La crisi del Trecento

Siamo agli inizi del trecento quando, in tutta Europa, si registra un rallentamento di quel processo di crescita che aveva investito nei tre secoli precedenti tutti i settori produttivi e avendo, di riflesso, un aumento di popolazione. Le innovazioni introdotte dopo l’anno Mille nell’ambito delle tecniche agricole erano state di portata limitata e non erano in grado di concorrere ulteriormente all’aumento della popolazione; va di logica che: quando il rapporto tra popolazione e territorio raggiunse il suo punto di rottura, non si poté evitare l’insorgere di frequenti carestie, colpendo maggiormente la parte più povera della popolazione.
Il Trecento viene considerato un secolo di crisi ma anche di trasformazione, un pezzo importante della storia del Medioevo (XIV secolo). Un secolo di grandi letterati come Petrarca e Dante, di mercanti… ma, allo stesso tempo è un periodo attraversato da catastrofi ambientali, disastri economici, di fallimenti e di epidemie di peste.

DATI.
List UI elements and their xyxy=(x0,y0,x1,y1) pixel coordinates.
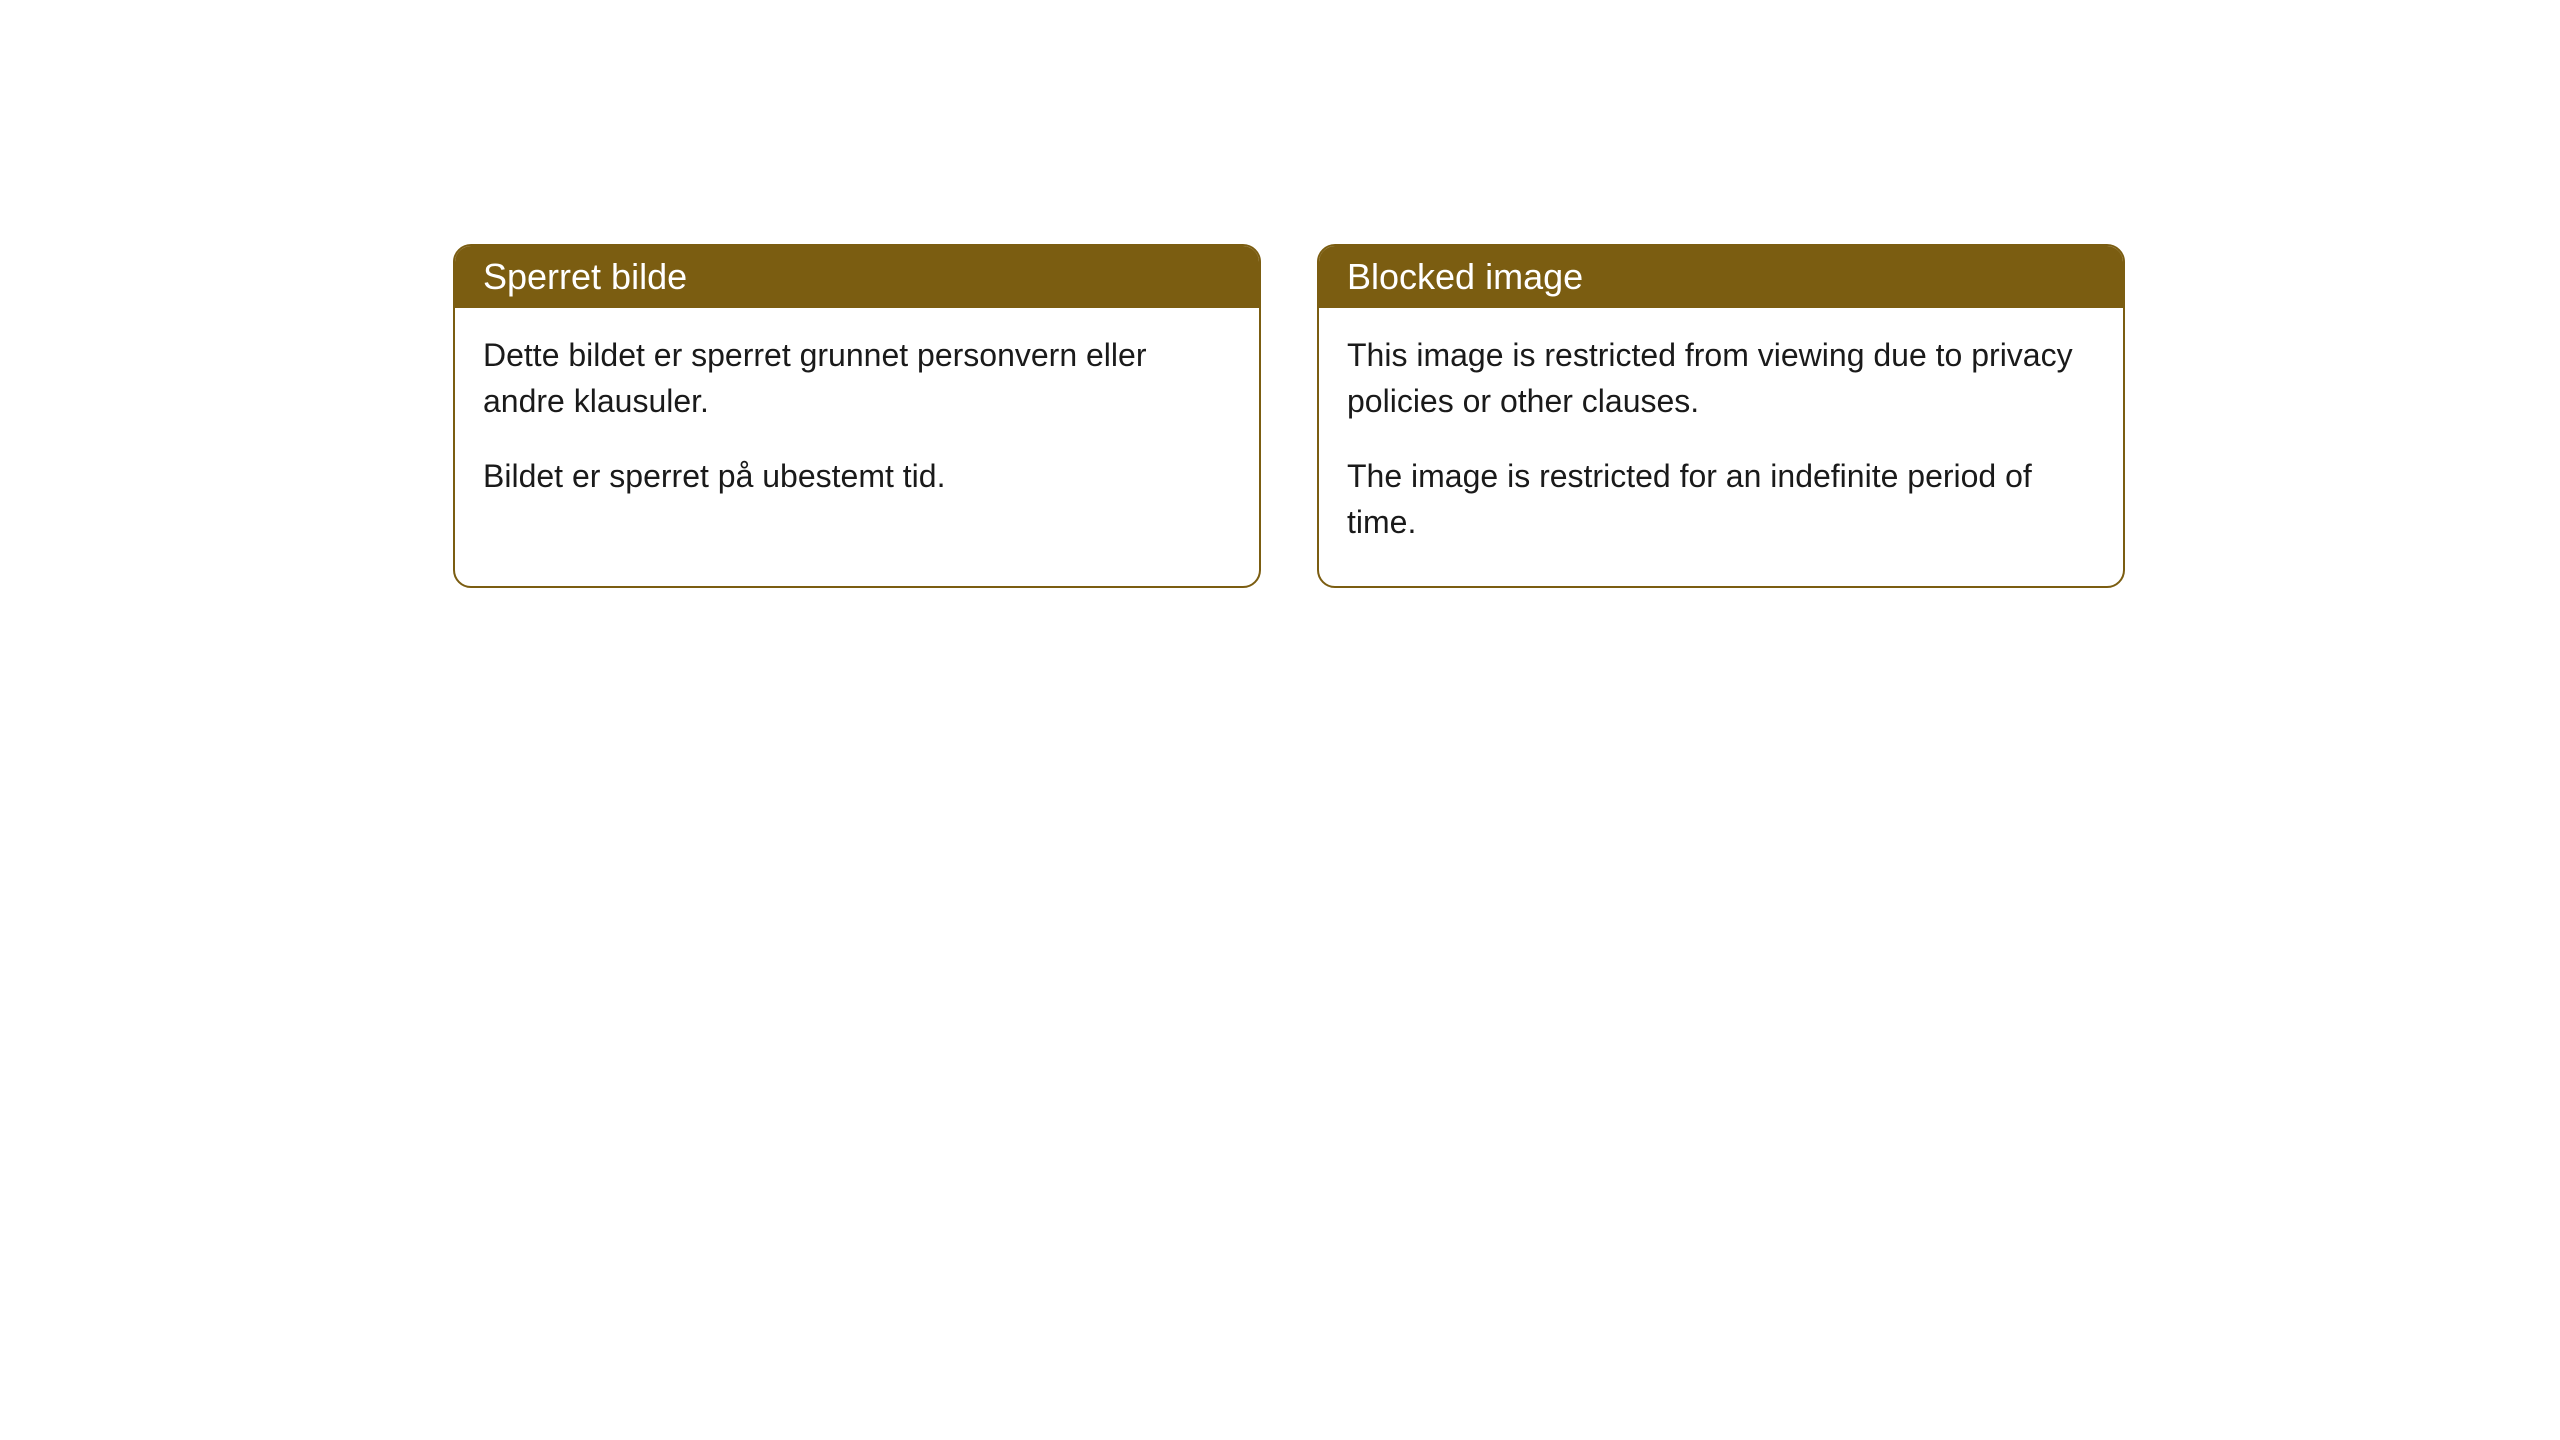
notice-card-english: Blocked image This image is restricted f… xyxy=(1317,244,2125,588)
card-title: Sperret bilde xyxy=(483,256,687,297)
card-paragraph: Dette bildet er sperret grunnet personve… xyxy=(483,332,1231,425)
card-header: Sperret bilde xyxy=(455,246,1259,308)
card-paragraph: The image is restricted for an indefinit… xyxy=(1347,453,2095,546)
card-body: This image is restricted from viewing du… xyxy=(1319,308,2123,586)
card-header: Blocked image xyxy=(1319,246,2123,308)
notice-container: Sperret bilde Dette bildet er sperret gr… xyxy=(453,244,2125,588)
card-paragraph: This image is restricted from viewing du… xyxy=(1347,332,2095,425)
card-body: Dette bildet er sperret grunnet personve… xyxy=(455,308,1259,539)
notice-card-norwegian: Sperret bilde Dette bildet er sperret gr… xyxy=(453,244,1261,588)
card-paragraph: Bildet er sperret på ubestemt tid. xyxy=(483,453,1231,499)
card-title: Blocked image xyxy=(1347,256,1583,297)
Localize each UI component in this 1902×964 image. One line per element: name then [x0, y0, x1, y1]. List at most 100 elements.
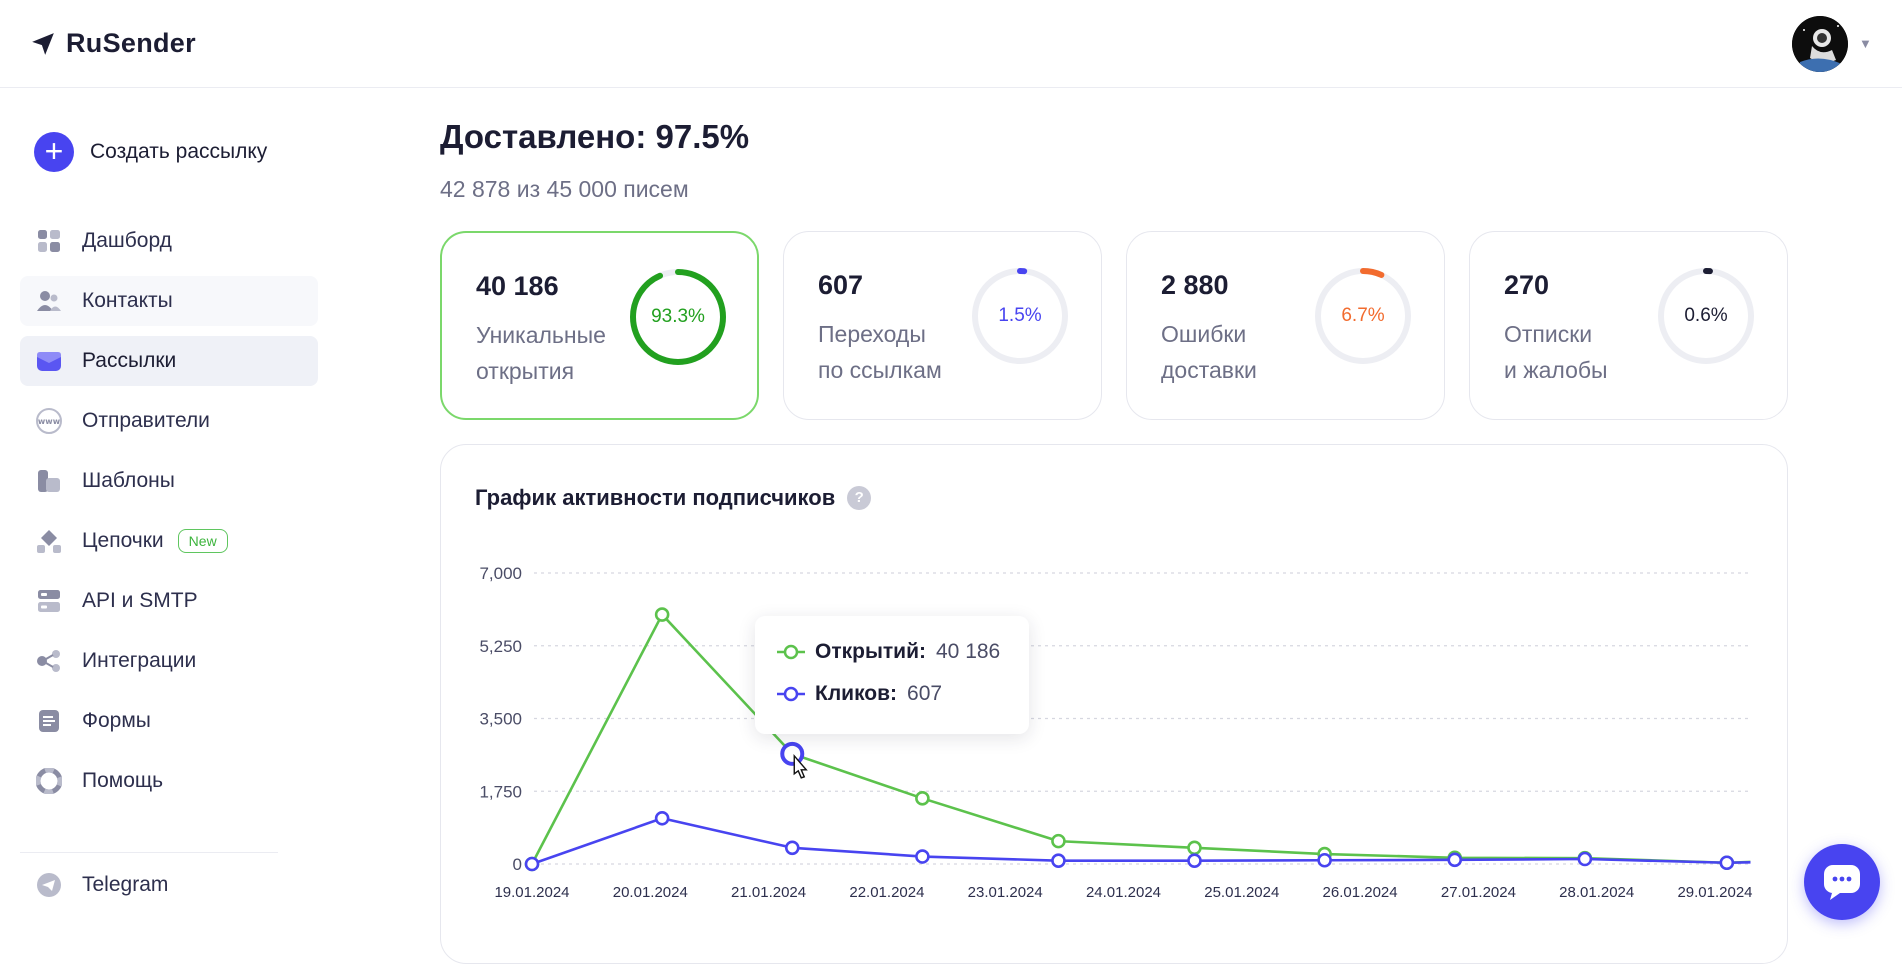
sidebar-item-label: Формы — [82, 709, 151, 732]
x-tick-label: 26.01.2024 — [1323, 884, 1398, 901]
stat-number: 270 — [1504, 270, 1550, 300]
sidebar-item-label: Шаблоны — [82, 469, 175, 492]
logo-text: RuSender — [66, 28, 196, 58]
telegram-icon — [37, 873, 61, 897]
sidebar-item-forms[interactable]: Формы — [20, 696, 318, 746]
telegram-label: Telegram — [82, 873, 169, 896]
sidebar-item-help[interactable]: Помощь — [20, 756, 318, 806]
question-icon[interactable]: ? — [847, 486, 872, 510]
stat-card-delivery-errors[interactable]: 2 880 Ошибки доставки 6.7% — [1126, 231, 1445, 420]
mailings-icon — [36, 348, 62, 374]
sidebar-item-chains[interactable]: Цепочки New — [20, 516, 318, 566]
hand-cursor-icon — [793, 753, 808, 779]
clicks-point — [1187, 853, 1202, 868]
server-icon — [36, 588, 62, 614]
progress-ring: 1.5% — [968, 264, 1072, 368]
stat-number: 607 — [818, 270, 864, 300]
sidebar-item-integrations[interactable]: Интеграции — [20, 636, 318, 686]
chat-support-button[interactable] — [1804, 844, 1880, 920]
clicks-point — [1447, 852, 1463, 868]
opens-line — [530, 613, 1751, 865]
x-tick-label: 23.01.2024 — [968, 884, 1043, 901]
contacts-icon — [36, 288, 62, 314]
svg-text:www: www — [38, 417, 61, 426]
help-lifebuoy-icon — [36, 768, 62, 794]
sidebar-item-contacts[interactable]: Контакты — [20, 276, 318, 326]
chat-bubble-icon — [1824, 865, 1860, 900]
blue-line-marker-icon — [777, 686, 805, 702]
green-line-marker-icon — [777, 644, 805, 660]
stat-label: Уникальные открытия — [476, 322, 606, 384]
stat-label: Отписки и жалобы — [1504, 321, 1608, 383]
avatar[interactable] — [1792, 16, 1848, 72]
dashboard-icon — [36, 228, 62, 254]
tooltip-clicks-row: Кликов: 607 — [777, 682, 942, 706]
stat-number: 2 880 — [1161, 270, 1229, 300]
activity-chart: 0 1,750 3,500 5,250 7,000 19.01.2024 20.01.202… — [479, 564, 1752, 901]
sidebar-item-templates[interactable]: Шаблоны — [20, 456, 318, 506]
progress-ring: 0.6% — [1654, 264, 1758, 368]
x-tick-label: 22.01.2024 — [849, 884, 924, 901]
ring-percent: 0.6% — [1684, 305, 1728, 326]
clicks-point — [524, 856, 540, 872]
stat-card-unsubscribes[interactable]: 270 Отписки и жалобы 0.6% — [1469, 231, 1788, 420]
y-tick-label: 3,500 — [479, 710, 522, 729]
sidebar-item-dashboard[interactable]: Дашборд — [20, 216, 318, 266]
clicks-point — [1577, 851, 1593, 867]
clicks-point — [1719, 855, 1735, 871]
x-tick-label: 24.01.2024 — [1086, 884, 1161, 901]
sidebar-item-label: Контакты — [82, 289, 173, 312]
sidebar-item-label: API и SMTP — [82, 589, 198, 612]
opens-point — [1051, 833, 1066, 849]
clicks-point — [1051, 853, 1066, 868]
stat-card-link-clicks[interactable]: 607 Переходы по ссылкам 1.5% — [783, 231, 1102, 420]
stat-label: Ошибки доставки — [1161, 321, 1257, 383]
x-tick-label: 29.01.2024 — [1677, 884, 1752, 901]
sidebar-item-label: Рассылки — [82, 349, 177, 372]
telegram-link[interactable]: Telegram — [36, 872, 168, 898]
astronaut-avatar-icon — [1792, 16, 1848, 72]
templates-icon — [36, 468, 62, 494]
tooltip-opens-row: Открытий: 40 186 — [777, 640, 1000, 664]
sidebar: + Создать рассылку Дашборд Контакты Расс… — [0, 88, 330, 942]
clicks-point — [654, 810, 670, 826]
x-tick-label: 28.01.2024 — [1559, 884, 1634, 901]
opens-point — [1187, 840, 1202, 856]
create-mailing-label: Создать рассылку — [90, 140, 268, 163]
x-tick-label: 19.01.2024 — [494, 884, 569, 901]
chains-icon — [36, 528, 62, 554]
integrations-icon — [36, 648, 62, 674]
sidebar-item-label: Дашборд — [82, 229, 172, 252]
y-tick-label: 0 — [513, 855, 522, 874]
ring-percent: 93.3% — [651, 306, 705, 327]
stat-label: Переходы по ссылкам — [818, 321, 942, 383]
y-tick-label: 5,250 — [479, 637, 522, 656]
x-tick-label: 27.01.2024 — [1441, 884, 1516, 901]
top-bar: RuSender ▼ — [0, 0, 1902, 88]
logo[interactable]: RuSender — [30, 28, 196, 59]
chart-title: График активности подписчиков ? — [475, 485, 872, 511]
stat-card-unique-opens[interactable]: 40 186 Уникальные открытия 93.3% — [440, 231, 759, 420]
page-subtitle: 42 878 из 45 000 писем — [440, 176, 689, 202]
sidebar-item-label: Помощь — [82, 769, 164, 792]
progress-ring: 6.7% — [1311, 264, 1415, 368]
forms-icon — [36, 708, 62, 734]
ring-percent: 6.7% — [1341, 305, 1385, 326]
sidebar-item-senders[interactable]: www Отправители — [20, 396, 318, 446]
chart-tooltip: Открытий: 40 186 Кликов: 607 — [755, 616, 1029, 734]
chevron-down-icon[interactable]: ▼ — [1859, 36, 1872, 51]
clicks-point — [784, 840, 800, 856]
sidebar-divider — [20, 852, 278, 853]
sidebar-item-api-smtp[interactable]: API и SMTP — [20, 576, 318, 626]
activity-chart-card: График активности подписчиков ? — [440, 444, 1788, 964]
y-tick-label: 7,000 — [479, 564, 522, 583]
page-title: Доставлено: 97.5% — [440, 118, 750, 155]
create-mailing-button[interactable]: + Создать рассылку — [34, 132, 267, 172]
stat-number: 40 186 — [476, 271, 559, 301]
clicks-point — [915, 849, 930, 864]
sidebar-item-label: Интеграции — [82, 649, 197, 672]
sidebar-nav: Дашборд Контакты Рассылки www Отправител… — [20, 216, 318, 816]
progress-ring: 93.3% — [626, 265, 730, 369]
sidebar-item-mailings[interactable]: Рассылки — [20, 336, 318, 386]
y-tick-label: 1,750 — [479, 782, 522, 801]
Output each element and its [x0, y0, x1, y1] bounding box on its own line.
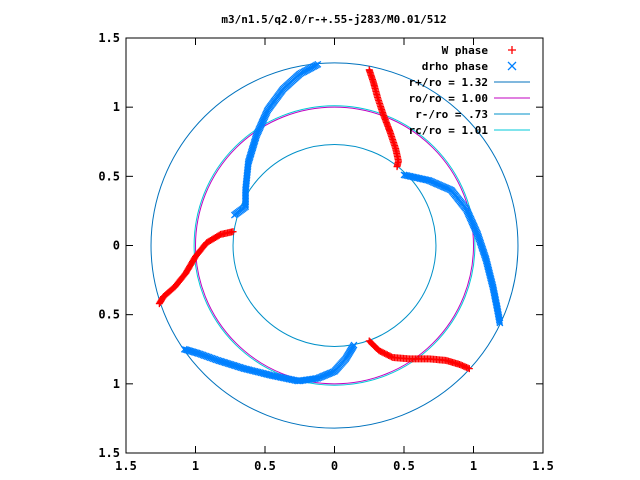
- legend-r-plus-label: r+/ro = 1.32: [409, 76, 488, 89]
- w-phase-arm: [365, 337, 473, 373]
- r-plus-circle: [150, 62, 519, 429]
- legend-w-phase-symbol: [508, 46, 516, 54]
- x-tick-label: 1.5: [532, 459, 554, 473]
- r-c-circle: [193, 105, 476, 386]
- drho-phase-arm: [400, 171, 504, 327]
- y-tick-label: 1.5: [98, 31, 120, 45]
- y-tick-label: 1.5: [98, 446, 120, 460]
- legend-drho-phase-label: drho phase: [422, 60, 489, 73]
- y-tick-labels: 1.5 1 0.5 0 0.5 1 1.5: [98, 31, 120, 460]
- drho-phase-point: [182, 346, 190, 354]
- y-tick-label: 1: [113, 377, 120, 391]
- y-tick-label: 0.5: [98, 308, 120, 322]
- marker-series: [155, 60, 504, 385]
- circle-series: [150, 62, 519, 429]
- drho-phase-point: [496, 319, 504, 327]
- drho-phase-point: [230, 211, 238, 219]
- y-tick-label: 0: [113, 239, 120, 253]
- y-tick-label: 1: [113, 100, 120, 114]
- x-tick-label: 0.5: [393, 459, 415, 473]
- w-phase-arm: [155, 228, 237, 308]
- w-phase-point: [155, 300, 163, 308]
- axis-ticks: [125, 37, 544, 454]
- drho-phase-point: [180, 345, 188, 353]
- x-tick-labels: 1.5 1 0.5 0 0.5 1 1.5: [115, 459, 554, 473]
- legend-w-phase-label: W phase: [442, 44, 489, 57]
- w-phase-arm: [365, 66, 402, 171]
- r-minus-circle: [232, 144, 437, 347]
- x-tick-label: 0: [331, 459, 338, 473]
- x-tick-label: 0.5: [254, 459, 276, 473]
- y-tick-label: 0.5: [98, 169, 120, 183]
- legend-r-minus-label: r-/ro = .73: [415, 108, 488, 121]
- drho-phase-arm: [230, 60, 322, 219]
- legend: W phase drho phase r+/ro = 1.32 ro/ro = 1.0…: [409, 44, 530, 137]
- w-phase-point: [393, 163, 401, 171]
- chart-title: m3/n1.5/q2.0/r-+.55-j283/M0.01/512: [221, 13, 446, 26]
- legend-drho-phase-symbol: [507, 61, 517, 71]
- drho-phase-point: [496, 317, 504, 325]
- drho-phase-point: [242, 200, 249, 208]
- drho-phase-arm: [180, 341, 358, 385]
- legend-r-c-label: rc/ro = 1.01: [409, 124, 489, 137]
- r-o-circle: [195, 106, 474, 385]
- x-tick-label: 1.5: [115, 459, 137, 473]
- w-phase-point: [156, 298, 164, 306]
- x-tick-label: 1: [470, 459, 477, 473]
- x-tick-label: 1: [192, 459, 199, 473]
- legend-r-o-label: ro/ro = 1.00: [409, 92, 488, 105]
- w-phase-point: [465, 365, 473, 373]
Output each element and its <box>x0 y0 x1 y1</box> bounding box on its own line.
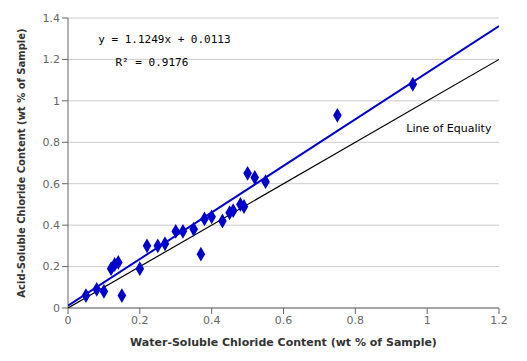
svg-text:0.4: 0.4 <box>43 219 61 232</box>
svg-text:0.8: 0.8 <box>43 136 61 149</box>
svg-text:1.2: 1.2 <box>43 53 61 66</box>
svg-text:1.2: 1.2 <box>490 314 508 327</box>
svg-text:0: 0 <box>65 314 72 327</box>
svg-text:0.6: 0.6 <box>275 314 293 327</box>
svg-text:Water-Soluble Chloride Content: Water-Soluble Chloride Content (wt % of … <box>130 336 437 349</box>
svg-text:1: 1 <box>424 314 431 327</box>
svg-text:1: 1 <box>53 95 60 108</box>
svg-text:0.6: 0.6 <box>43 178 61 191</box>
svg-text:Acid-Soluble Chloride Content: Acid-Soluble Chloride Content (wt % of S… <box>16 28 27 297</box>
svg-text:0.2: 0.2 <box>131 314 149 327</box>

COSA FARAI.
**A.** Per favore, trascrivi dal testo sulla crisi del Trecento tutto ciò che va da "Il Trecento viene" giù fino a "epidemie di peste.".
**B.** Scrivi il seguito del testo sulla crisi del Trecento, partendo subito dopo la sua ultima frase.

RISPOSTE PER COMPITO.
**A.**
Il Trecento viene considerato un secolo di crisi ma anche di trasformazione, un pezzo importante della storia del Medioevo (XIV secolo). Un secolo di grandi letterati come Petrarca e Dante, di mercanti… ma, allo stesso tempo è un periodo attraversato da catastrofi ambientali, disastri economici, di fallimenti e di epidemie di peste.

**B.**
Quando si trattano argomenti come “crisi economica”, si va sempre a prendere come riferimento il crollo della borsa di Wall Street, riferendoci al famoso 24 ottobre del 1929. Ma crisi non vuol dire sempre la stessa cosa, questi stati transitori nascono con il crollo della borsa – riferendoci anche alla crisi 2008 – , con le speculazioni finanziarie che di colpo si scopre fondata sul nulla, che producono disoccupazione e calo degli investimenti, povertà diffusa e riduzione del tenore di vita della gente. Rotolando alla crisi del Trecento possiamo constatare che ha qualcosa di diverso, anche se ha una comune che le possa collegare alle altre: la crisi del trecento significa fine di un lungo periodo di crescita.
Il periodo storico Medievale è un periodo molto lungo, dove, in esso, si può trovare una lenta crescita, soprattutto quella demografica. Questa crescita è una risorsa e la società si attrezza per produrre di più e dare da mangiare a tutti: aumento della produzione agricola, vino e altri prodotti. Le città si ampliano e accrescono la forza lavoro – soprattutto per la costruzione delle cattedrali – e di disoccupazione non se ne parla. L’espansione degli appezzamenti di terreno da coltivare e coltivato, arriverà a tal punto da istituire leggi per la salvaguardia e la protezione boschiva (i boschi).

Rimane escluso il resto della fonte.